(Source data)
____

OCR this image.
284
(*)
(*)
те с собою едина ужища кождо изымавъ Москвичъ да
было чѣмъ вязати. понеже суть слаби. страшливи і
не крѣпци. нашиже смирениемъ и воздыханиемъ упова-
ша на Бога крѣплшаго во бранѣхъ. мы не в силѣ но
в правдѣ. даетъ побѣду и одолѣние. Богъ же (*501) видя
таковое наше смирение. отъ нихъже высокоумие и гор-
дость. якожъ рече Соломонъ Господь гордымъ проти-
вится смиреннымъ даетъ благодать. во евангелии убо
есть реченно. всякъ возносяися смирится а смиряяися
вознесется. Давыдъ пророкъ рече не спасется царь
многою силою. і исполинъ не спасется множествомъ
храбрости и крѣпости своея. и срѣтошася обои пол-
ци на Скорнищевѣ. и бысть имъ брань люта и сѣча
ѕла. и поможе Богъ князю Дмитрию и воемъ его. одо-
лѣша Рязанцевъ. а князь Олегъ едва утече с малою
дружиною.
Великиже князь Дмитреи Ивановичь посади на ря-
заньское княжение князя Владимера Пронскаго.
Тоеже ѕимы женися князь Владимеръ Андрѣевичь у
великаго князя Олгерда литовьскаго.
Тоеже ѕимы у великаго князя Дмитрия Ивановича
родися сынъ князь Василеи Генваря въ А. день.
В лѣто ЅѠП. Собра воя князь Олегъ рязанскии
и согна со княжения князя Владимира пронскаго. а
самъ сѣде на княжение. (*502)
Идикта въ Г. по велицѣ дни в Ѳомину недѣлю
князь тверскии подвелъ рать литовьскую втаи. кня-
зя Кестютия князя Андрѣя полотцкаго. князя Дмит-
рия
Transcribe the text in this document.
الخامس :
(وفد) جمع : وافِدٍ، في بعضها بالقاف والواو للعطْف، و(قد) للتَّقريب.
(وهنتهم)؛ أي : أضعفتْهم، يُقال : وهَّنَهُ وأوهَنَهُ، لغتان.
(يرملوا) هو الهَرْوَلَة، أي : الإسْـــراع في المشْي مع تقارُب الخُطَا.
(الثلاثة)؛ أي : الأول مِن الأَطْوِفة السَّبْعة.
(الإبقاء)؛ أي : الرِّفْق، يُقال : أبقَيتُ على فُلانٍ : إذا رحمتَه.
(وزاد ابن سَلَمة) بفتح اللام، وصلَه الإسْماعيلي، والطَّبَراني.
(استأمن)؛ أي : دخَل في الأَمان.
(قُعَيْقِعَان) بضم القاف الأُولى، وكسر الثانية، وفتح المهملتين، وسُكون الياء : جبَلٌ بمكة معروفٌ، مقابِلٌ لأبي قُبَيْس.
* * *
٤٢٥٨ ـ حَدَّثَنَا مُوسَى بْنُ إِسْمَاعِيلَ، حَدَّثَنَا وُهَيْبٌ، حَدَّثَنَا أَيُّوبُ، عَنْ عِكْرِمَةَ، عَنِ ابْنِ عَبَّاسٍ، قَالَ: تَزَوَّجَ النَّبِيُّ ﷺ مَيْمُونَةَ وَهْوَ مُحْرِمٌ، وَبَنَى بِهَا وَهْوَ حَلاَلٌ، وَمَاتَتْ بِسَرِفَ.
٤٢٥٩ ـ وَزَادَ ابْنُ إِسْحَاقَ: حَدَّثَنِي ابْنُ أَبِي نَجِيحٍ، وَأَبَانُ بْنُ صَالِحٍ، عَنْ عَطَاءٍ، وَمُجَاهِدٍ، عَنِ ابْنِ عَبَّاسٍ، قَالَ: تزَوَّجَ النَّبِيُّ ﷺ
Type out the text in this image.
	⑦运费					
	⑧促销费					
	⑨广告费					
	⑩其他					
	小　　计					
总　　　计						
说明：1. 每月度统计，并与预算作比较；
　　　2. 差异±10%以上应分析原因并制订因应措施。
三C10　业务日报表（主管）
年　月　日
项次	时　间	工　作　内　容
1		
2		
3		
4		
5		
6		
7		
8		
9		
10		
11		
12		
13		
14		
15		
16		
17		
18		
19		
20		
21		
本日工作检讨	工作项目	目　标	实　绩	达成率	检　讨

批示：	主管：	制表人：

____

Set exercise - Your task is to repeat each line of the material exactly.

Result of this exercise -
OCR this image.
284
(*)
(*)
те с собою едина ужища кождо изымавъ Москвичъ да
было чѣмъ вязати. понеже суть слаби. страшливи і
не крѣпци. нашиже смирениемъ и воздыханиемъ упова-
ша на Бога крѣплшаго во бранѣхъ. мы не в силѣ но
в правдѣ. даетъ побѣду и одолѣние. Богъ же (*501) видя
таковое наше смирение. отъ нихъже высокоумие и гор-
дость. якожъ рече Соломонъ Господь гордымъ проти-
вится смиреннымъ даетъ благодать. во евангелии убо
есть реченно. всякъ возносяися смирится а смиряяися
вознесется. Давыдъ пророкъ рече не спасется царь
многою силою. і исполинъ не спасется множествомъ
храбрости и крѣпости своея. и срѣтошася обои пол-
ци на Скорнищевѣ. и бысть имъ брань люта и сѣча
ѕла. и поможе Богъ князю Дмитрию и воемъ его. одо-
лѣша Рязанцевъ. а князь Олегъ едва утече с малою
дружиною.
Великиже князь Дмитреи Ивановичь посади на ря-
заньское княжение князя Владимера Пронскаго.
Тоеже ѕимы женися князь Владимеръ Андрѣевичь у
великаго князя Олгерда литовьскаго.
Тоеже ѕимы у великаго князя Дмитрия Ивановича
родися сынъ князь Василеи Генваря въ А. день.
В лѣто ЅѠП. Собра воя князь Олегъ рязанскии
и согна со княжения князя Владимира пронскаго. а
самъ сѣде на княжение. (*502)
Идикта въ Г. по велицѣ дни в Ѳомину недѣлю
князь тверскии подвелъ рать литовьскую втаи. кня-
зя Кестютия князя Андрѣя полотцкаго. князя Дмит-
рия
Transcribe the text in this document.
الخامس :
(وفد) جمع : وافِدٍ، في بعضها بالقاف والواو للعطْف، و(قد) للتَّقريب.
(وهنتهم)؛ أي : أضعفتْهم، يُقال : وهَّنَهُ وأوهَنَهُ، لغتان.
(يرملوا) هو الهَرْوَلَة، أي : الإسْـــراع في المشْي مع تقارُب الخُطَا.
(الثلاثة)؛ أي : الأول مِن الأَطْوِفة السَّبْعة.
(الإبقاء)؛ أي : الرِّفْق، يُقال : أبقَيتُ على فُلانٍ : إذا رحمتَه.
(وزاد ابن سَلَمة) بفتح اللام، وصلَه الإسْماعيلي، والطَّبَراني.
(استأمن)؛ أي : دخَل في الأَمان.
(قُعَيْقِعَان) بضم القاف الأُولى، وكسر الثانية، وفتح المهملتين، وسُكون الياء : جبَلٌ بمكة معروفٌ، مقابِلٌ لأبي قُبَيْس.
* * *
٤٢٥٨ ـ حَدَّثَنَا مُوسَى بْنُ إِسْمَاعِيلَ، حَدَّثَنَا وُهَيْبٌ، حَدَّثَنَا أَيُّوبُ، عَنْ عِكْرِمَةَ، عَنِ ابْنِ عَبَّاسٍ، قَالَ: تَزَوَّجَ النَّبِيُّ ﷺ مَيْمُونَةَ وَهْوَ مُحْرِمٌ، وَبَنَى بِهَا وَهْوَ حَلاَلٌ، وَمَاتَتْ بِسَرِفَ.
٤٢٥٩ ـ وَزَادَ ابْنُ إِسْحَاقَ: حَدَّثَنِي ابْنُ أَبِي نَجِيحٍ، وَأَبَانُ بْنُ صَالِحٍ، عَنْ عَطَاءٍ، وَمُجَاهِدٍ، عَنِ ابْنِ عَبَّاسٍ، قَالَ: تزَوَّجَ النَّبِيُّ ﷺ
Type out the text in this image.
	⑦运费					
	⑧促销费					
	⑨广告费					
	⑩其他					
	小　　计					
总　　　计						
说明：1. 每月度统计，并与预算作比较；
　　　2. 差异±10%以上应分析原因并制订因应措施。
三C10　业务日报表（主管）
年　月　日
项次	时　间	工　作　内　容
1		
2		
3		
4		
5		
6		
7		
8		
9		
10		
11		
12		
13		
14		
15		
16		
17		
18		
19		
20		
21		
本日工作检讨	工作项目	目　标	实　绩	达成率	检　讨

批示：	主管：	制表人：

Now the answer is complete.